*WHAT IS REQUIRED*
Determine the number of lines containing the word "quantity". Reply with it and nothing else.

*DATA SHOWN*
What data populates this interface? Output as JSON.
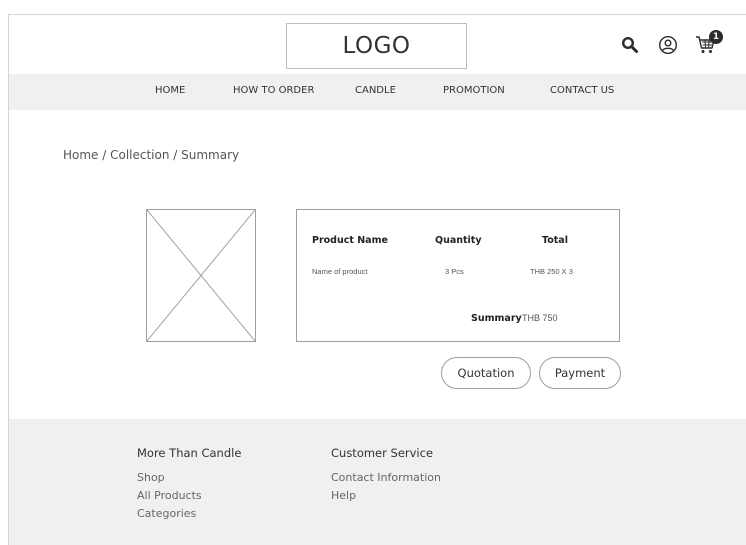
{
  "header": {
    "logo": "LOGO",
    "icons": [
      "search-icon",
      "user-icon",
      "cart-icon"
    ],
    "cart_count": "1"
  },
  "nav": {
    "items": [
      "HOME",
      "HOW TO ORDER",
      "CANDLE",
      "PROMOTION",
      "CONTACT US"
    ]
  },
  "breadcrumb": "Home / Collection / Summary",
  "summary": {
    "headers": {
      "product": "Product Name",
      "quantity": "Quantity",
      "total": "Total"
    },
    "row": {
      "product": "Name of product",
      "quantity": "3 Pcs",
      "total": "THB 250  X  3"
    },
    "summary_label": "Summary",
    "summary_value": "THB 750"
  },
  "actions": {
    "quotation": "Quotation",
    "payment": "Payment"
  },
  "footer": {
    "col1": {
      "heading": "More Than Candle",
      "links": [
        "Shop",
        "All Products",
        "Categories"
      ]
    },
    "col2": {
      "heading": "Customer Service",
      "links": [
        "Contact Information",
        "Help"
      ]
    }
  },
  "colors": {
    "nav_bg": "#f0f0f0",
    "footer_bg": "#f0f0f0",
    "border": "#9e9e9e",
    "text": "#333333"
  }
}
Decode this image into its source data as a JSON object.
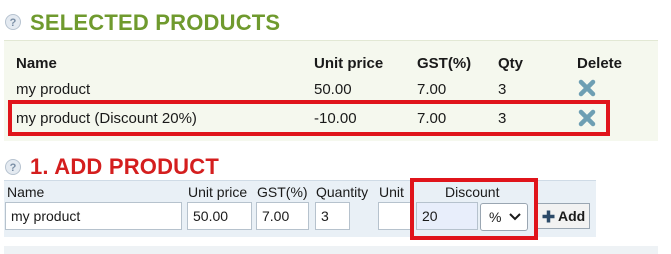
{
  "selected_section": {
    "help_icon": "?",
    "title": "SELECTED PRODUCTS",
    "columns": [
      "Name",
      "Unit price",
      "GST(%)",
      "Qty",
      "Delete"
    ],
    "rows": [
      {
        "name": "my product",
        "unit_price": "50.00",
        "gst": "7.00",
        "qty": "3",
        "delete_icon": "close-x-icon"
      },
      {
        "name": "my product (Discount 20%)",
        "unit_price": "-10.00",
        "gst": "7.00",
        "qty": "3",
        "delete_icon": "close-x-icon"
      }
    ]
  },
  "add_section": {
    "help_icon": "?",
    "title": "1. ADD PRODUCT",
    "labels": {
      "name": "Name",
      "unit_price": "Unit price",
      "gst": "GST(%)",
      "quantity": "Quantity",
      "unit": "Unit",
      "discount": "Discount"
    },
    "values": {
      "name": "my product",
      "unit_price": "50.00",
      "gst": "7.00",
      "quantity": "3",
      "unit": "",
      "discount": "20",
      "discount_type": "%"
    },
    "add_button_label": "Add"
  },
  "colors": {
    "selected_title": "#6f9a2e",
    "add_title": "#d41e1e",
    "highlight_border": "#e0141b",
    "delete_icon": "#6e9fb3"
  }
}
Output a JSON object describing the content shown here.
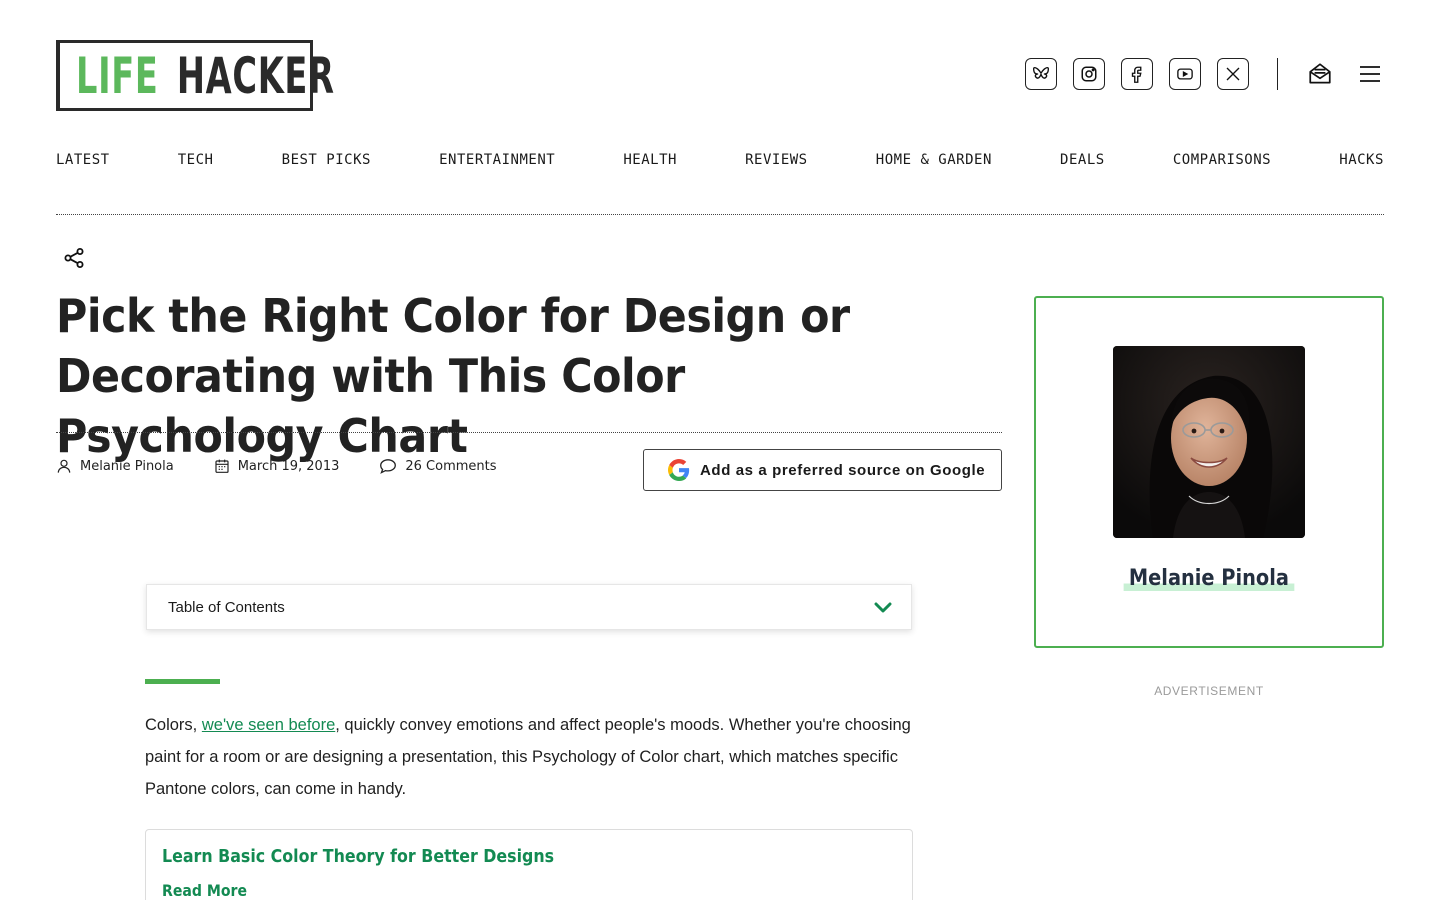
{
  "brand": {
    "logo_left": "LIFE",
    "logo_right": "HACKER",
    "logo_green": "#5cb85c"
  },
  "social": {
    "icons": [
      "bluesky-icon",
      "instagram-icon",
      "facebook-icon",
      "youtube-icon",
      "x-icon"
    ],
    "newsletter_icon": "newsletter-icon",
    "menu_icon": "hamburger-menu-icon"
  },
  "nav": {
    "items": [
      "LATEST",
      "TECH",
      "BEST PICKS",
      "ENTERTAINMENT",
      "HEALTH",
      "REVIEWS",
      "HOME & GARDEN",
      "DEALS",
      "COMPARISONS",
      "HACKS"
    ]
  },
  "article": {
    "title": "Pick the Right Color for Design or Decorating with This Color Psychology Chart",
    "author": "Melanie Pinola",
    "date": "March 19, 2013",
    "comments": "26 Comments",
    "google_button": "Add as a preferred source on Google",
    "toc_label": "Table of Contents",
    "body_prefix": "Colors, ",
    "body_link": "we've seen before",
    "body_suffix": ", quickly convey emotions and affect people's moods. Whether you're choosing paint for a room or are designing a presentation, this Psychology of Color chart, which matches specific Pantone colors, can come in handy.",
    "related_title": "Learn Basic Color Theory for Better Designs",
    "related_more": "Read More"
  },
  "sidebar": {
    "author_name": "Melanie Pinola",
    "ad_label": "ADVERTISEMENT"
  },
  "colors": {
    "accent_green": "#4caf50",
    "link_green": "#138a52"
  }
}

...

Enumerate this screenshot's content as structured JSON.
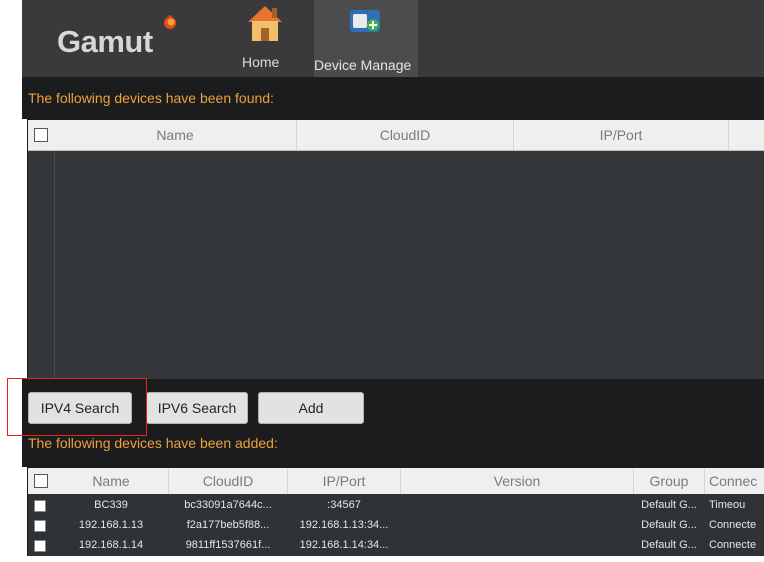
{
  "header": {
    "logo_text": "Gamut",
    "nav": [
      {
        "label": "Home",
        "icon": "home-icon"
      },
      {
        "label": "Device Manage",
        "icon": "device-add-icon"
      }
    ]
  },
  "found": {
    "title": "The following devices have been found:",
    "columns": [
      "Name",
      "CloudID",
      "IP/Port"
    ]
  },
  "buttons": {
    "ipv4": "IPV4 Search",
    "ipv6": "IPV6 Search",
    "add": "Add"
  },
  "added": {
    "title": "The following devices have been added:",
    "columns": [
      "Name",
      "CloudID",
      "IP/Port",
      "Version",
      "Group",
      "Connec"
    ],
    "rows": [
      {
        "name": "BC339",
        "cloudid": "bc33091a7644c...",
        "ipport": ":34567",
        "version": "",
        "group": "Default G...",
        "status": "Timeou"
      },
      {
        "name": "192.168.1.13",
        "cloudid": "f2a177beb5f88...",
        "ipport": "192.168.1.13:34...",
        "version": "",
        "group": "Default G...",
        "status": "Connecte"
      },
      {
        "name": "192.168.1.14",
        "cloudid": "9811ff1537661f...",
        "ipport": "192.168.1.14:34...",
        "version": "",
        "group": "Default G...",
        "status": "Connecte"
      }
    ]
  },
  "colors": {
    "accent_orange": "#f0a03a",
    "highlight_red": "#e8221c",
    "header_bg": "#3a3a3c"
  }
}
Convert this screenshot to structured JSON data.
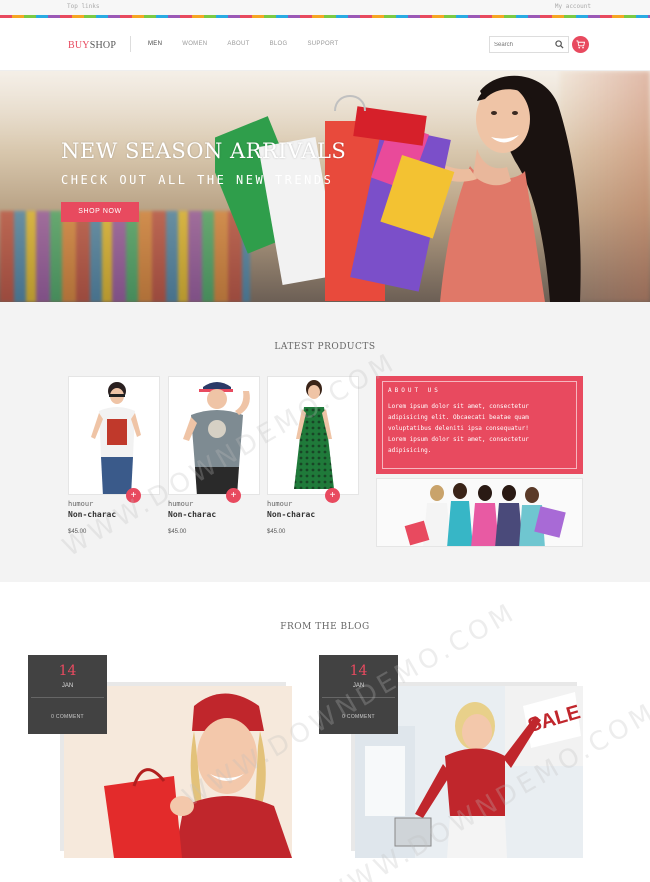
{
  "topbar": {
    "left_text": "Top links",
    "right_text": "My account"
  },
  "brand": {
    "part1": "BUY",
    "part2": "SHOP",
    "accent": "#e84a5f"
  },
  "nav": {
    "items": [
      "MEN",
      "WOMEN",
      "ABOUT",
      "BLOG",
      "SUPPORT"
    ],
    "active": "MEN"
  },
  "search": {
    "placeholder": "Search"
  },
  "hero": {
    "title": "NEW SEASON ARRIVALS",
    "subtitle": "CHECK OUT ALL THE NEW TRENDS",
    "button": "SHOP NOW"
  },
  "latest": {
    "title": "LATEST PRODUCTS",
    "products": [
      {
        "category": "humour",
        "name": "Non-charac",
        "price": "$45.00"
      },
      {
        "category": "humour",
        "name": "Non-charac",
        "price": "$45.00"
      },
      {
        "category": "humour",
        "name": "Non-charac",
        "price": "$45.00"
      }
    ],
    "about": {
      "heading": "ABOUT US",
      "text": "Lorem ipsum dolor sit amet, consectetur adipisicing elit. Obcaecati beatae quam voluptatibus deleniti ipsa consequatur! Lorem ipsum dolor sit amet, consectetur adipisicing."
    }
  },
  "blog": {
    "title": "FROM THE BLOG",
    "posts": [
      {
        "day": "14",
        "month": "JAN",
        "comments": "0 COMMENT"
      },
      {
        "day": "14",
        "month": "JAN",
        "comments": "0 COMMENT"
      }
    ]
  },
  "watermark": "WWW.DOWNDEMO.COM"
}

*RESPONSE*
4